◆ What to do: Locate the word "structured" in the entries below, then gather every line that holds it.

◆ Available data:
================
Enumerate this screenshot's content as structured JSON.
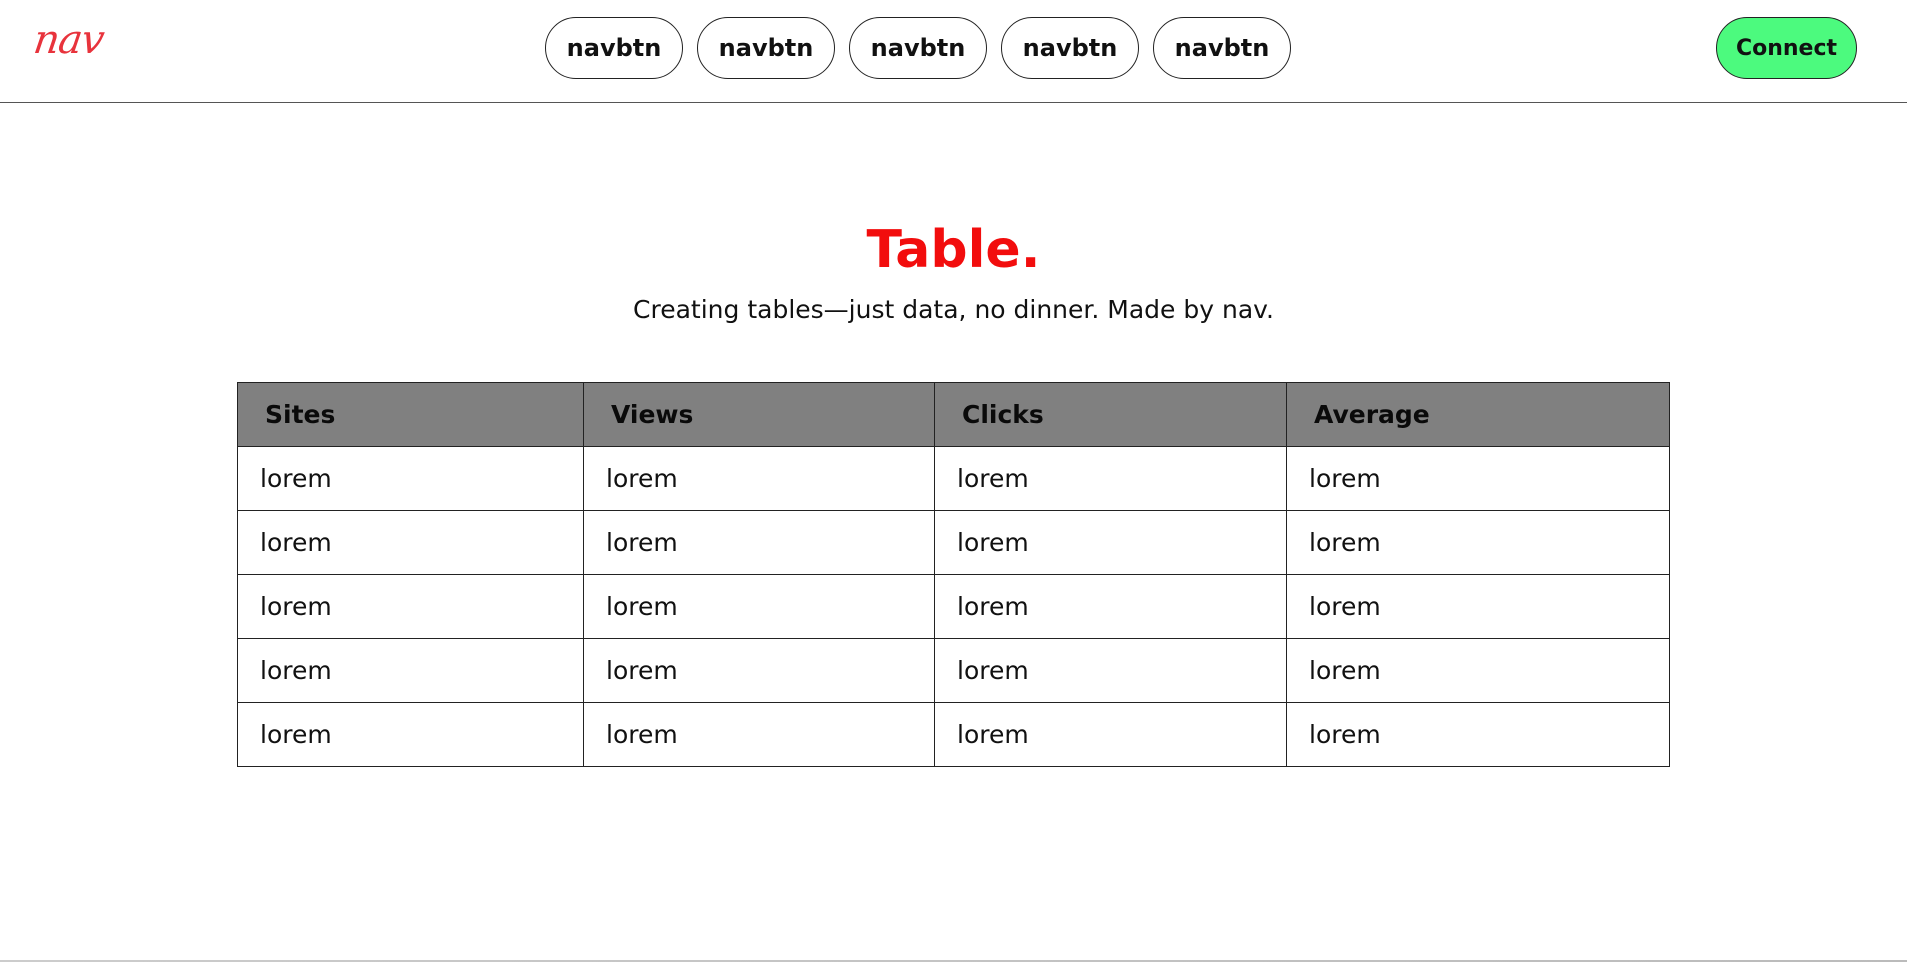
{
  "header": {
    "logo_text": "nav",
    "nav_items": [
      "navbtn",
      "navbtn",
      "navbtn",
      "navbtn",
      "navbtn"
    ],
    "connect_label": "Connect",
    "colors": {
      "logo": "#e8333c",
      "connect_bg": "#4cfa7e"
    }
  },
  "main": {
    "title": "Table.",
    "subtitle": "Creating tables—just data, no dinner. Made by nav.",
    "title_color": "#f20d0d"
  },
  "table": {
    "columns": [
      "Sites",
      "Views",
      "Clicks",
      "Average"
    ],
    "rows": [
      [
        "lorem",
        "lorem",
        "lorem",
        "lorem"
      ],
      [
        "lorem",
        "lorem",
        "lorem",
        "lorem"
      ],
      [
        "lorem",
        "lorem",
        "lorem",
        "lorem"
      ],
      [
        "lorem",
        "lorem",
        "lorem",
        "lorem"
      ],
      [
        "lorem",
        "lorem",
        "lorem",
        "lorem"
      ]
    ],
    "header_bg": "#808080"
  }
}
================
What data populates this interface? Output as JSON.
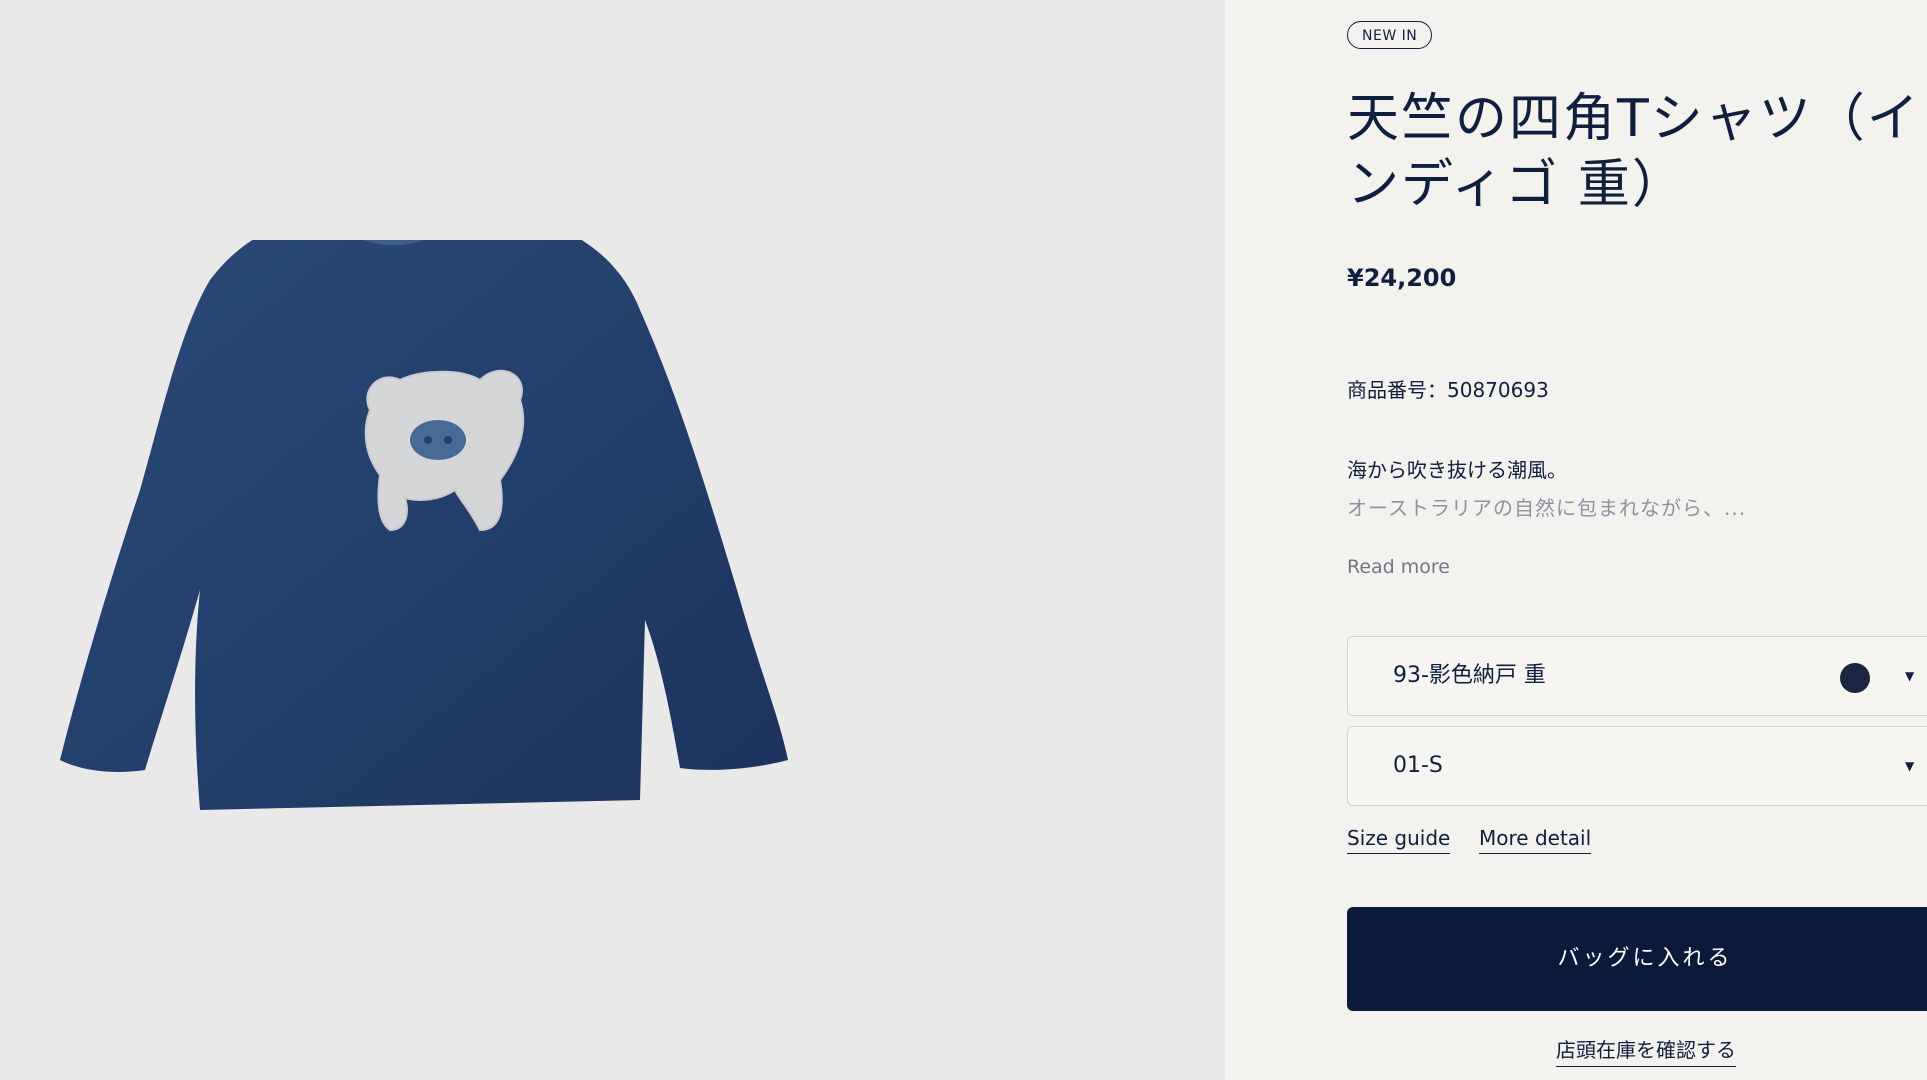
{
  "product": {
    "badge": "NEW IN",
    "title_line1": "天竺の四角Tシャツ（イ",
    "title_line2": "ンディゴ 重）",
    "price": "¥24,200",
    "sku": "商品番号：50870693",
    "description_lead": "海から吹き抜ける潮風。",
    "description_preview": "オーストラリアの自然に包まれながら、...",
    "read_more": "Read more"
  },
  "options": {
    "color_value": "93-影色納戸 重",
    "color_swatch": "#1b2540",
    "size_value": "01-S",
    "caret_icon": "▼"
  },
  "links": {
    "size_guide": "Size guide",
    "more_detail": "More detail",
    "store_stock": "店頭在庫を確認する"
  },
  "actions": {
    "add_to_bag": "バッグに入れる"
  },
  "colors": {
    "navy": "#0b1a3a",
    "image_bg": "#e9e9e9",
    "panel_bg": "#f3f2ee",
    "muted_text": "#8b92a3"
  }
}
================
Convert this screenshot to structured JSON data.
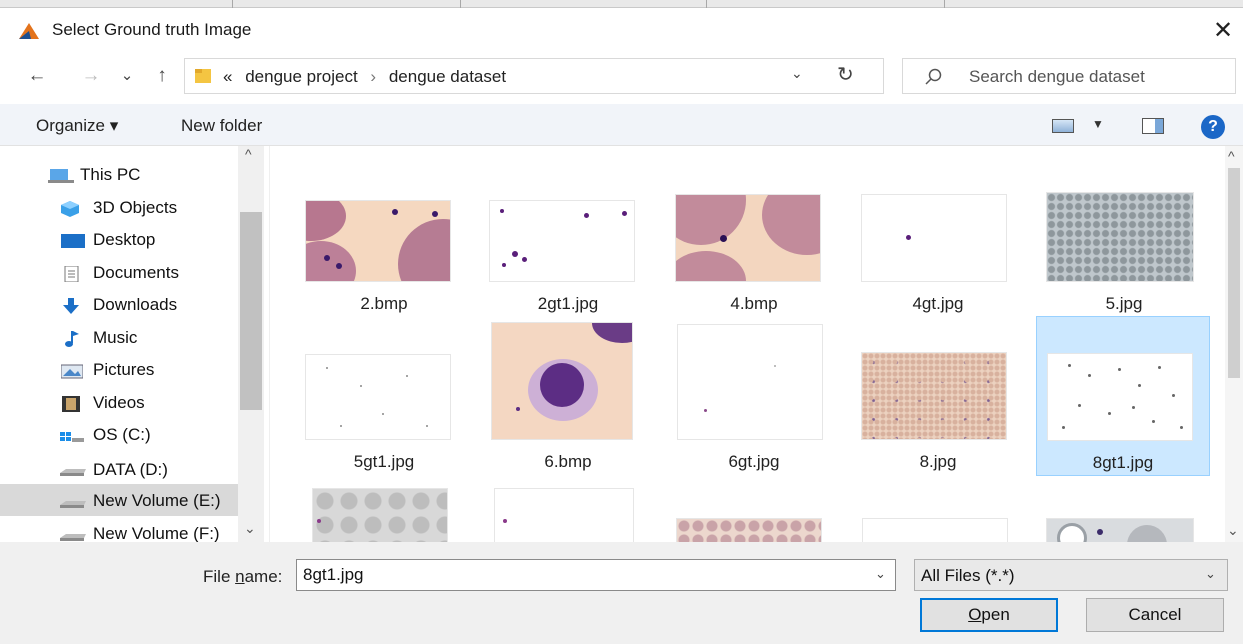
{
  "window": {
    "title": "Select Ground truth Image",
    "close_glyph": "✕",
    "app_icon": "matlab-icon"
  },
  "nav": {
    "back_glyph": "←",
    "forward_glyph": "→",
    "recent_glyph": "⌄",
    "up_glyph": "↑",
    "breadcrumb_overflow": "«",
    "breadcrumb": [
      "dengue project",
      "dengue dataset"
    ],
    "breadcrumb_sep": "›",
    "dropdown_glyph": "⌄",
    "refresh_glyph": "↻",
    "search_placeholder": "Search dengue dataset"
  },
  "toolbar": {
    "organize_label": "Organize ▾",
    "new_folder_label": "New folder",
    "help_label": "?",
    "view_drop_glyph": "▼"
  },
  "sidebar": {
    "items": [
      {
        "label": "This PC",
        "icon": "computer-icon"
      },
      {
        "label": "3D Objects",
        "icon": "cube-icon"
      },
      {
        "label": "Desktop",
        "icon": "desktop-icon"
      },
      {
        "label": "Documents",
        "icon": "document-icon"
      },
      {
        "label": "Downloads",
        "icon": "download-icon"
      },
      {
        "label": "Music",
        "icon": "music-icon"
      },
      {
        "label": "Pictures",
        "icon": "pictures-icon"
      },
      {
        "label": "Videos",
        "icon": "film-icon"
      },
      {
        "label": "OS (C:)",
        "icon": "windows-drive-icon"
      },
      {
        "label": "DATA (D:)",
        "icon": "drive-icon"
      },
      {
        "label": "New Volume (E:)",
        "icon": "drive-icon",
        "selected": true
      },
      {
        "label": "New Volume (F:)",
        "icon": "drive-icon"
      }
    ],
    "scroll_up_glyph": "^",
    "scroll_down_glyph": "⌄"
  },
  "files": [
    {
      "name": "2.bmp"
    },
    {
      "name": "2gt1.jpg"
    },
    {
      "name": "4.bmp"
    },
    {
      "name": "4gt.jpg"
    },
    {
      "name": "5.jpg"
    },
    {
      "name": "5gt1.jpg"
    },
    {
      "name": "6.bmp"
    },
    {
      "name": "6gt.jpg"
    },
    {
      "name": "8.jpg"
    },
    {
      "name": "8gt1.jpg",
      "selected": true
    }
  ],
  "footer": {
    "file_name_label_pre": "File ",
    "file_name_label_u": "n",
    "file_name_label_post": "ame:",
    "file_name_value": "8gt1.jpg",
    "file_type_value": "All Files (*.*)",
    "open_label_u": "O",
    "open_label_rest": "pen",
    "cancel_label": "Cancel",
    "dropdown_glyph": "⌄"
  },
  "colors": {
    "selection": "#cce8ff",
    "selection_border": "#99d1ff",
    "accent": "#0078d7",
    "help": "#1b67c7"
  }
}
================
◆ Exercise response:
Enumerate this screenshot's content as structured JSON.
Convert this screenshot to structured JSON data.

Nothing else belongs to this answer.